• _The task_:
Restate the entries below word for word, omitting nothing.
● ● ● ● ● ● ●
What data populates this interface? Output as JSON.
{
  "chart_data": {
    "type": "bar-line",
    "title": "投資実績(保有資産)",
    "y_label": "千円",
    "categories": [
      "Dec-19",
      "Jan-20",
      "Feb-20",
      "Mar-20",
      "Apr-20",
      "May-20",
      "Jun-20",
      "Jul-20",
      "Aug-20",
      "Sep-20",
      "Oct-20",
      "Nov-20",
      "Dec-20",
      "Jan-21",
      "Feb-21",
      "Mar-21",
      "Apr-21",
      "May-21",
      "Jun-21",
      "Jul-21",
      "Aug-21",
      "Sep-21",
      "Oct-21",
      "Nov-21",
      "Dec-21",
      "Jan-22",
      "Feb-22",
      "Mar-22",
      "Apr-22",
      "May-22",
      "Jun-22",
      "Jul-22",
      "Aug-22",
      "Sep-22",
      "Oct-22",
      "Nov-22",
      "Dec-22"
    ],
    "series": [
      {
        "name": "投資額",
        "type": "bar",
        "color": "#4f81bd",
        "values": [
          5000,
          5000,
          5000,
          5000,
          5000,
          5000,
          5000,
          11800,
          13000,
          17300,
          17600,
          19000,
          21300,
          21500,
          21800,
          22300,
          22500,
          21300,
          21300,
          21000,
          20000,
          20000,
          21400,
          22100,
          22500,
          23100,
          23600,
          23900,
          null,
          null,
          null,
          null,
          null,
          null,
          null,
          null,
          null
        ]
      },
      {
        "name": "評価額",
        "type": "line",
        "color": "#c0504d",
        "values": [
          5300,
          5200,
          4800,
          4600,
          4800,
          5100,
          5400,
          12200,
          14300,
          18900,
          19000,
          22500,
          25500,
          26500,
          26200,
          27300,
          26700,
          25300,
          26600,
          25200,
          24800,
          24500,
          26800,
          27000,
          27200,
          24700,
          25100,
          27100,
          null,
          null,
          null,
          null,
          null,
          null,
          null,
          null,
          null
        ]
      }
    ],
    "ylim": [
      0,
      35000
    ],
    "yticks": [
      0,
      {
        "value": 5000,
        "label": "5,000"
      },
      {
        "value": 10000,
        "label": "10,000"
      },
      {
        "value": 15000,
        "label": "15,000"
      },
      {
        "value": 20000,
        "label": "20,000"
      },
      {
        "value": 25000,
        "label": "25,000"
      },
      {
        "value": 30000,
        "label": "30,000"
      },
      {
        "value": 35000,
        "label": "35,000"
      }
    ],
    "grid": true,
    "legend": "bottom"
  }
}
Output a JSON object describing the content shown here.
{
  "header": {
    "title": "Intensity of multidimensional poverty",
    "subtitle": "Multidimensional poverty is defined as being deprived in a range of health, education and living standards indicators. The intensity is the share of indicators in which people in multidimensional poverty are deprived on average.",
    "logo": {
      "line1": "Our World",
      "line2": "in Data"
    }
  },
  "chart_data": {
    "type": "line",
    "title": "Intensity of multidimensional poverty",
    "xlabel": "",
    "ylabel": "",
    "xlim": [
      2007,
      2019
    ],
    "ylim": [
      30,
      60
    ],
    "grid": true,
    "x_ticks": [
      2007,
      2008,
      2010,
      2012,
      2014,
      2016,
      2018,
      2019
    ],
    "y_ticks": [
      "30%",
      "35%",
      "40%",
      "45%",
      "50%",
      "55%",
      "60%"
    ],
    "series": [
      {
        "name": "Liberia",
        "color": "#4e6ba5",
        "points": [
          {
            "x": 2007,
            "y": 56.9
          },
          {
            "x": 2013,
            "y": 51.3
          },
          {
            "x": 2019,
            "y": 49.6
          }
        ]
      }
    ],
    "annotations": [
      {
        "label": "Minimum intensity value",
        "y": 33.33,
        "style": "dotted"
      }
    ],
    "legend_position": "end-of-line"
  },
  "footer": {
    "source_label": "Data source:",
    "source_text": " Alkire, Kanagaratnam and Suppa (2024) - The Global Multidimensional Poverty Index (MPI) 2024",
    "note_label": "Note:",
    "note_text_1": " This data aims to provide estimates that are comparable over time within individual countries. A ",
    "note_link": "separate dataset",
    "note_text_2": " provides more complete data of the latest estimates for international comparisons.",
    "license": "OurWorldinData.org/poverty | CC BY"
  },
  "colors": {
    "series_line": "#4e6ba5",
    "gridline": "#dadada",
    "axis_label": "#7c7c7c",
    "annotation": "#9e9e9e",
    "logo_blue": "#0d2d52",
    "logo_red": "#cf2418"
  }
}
● ● ● ● ● ● ●
• _Problem solution_:
What data populates this interface? Output as JSON.
{
  "chart_data": {
    "type": "bar-line",
    "title": "投資実績(保有資産)",
    "y_label": "千円",
    "categories": [
      "Dec-19",
      "Jan-20",
      "Feb-20",
      "Mar-20",
      "Apr-20",
      "May-20",
      "Jun-20",
      "Jul-20",
      "Aug-20",
      "Sep-20",
      "Oct-20",
      "Nov-20",
      "Dec-20",
      "Jan-21",
      "Feb-21",
      "Mar-21",
      "Apr-21",
      "May-21",
      "Jun-21",
      "Jul-21",
      "Aug-21",
      "Sep-21",
      "Oct-21",
      "Nov-21",
      "Dec-21",
      "Jan-22",
      "Feb-22",
      "Mar-22",
      "Apr-22",
      "May-22",
      "Jun-22",
      "Jul-22",
      "Aug-22",
      "Sep-22",
      "Oct-22",
      "Nov-22",
      "Dec-22"
    ],
    "series": [
      {
        "name": "投資額",
        "type": "bar",
        "color": "#4f81bd",
        "values": [
          5000,
          5000,
          5000,
          5000,
          5000,
          5000,
          5000,
          11800,
          13000,
          17300,
          17600,
          19000,
          21300,
          21500,
          21800,
          22300,
          22500,
          21300,
          21300,
          21000,
          20000,
          20000,
          21400,
          22100,
          22500,
          23100,
          23600,
          23900,
          null,
          null,
          null,
          null,
          null,
          null,
          null,
          null,
          null
        ]
      },
      {
        "name": "評価額",
        "type": "line",
        "color": "#c0504d",
        "values": [
          5300,
          5200,
          4800,
          4600,
          4800,
          5100,
          5400,
          12200,
          14300,
          18900,
          19000,
          22500,
          25500,
          26500,
          26200,
          27300,
          26700,
          25300,
          26600,
          25200,
          24800,
          24500,
          26800,
          27000,
          27200,
          24700,
          25100,
          27100,
          null,
          null,
          null,
          null,
          null,
          null,
          null,
          null,
          null
        ]
      }
    ],
    "ylim": [
      0,
      35000
    ],
    "yticks": [
      0,
      {
        "value": 5000,
        "label": "5,000"
      },
      {
        "value": 10000,
        "label": "10,000"
      },
      {
        "value": 15000,
        "label": "15,000"
      },
      {
        "value": 20000,
        "label": "20,000"
      },
      {
        "value": 25000,
        "label": "25,000"
      },
      {
        "value": 30000,
        "label": "30,000"
      },
      {
        "value": 35000,
        "label": "35,000"
      }
    ],
    "grid": true,
    "legend": "bottom"
  }
}
Output a JSON object describing the content shown here.
{
  "header": {
    "title": "Intensity of multidimensional poverty",
    "subtitle": "Multidimensional poverty is defined as being deprived in a range of health, education and living standards indicators. The intensity is the share of indicators in which people in multidimensional poverty are deprived on average.",
    "logo": {
      "line1": "Our World",
      "line2": "in Data"
    }
  },
  "chart_data": {
    "type": "line",
    "title": "Intensity of multidimensional poverty",
    "xlabel": "",
    "ylabel": "",
    "xlim": [
      2007,
      2019
    ],
    "ylim": [
      30,
      60
    ],
    "grid": true,
    "x_ticks": [
      2007,
      2008,
      2010,
      2012,
      2014,
      2016,
      2018,
      2019
    ],
    "y_ticks": [
      "30%",
      "35%",
      "40%",
      "45%",
      "50%",
      "55%",
      "60%"
    ],
    "series": [
      {
        "name": "Liberia",
        "color": "#4e6ba5",
        "points": [
          {
            "x": 2007,
            "y": 56.9
          },
          {
            "x": 2013,
            "y": 51.3
          },
          {
            "x": 2019,
            "y": 49.6
          }
        ]
      }
    ],
    "annotations": [
      {
        "label": "Minimum intensity value",
        "y": 33.33,
        "style": "dotted"
      }
    ],
    "legend_position": "end-of-line"
  },
  "footer": {
    "source_label": "Data source:",
    "source_text": " Alkire, Kanagaratnam and Suppa (2024) - The Global Multidimensional Poverty Index (MPI) 2024",
    "note_label": "Note:",
    "note_text_1": " This data aims to provide estimates that are comparable over time within individual countries. A ",
    "note_link": "separate dataset",
    "note_text_2": " provides more complete data of the latest estimates for international comparisons.",
    "license": "OurWorldinData.org/poverty | CC BY"
  },
  "colors": {
    "series_line": "#4e6ba5",
    "gridline": "#dadada",
    "axis_label": "#7c7c7c",
    "annotation": "#9e9e9e",
    "logo_blue": "#0d2d52",
    "logo_red": "#cf2418"
  }
}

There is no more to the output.